WORK TO BE COMPLETED — Where a line in the listing below contains the word "FLUSH", copy that line.

RECORDS PROVIDED —
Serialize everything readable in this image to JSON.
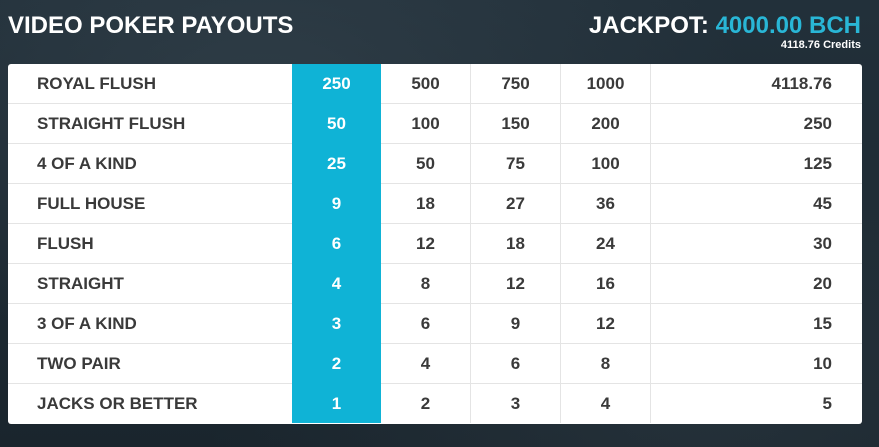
{
  "header": {
    "title": "VIDEO POKER PAYOUTS",
    "jackpot_label": "JACKPOT:",
    "jackpot_value": "4000.00 BCH",
    "jackpot_credits": "4118.76 Credits"
  },
  "paytable": {
    "active_column": 1,
    "rows": [
      {
        "hand": "ROYAL FLUSH",
        "c1": "250",
        "c2": "500",
        "c3": "750",
        "c4": "1000",
        "c5": "4118.76"
      },
      {
        "hand": "STRAIGHT FLUSH",
        "c1": "50",
        "c2": "100",
        "c3": "150",
        "c4": "200",
        "c5": "250"
      },
      {
        "hand": "4 OF A KIND",
        "c1": "25",
        "c2": "50",
        "c3": "75",
        "c4": "100",
        "c5": "125"
      },
      {
        "hand": "FULL HOUSE",
        "c1": "9",
        "c2": "18",
        "c3": "27",
        "c4": "36",
        "c5": "45"
      },
      {
        "hand": "FLUSH",
        "c1": "6",
        "c2": "12",
        "c3": "18",
        "c4": "24",
        "c5": "30"
      },
      {
        "hand": "STRAIGHT",
        "c1": "4",
        "c2": "8",
        "c3": "12",
        "c4": "16",
        "c5": "20"
      },
      {
        "hand": "3 OF A KIND",
        "c1": "3",
        "c2": "6",
        "c3": "9",
        "c4": "12",
        "c5": "15"
      },
      {
        "hand": "TWO PAIR",
        "c1": "2",
        "c2": "4",
        "c3": "6",
        "c4": "8",
        "c5": "10"
      },
      {
        "hand": "JACKS OR BETTER",
        "c1": "1",
        "c2": "2",
        "c3": "3",
        "c4": "4",
        "c5": "5"
      }
    ]
  },
  "colors": {
    "accent": "#0fb3d6",
    "jackpot_text": "#29b6d6",
    "background": "#1d2a33",
    "panel": "#ffffff"
  }
}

RESULT —
        "hand": "ROYAL FLUSH",
        "hand": "STRAIGHT FLUSH",
        "hand": "FLUSH",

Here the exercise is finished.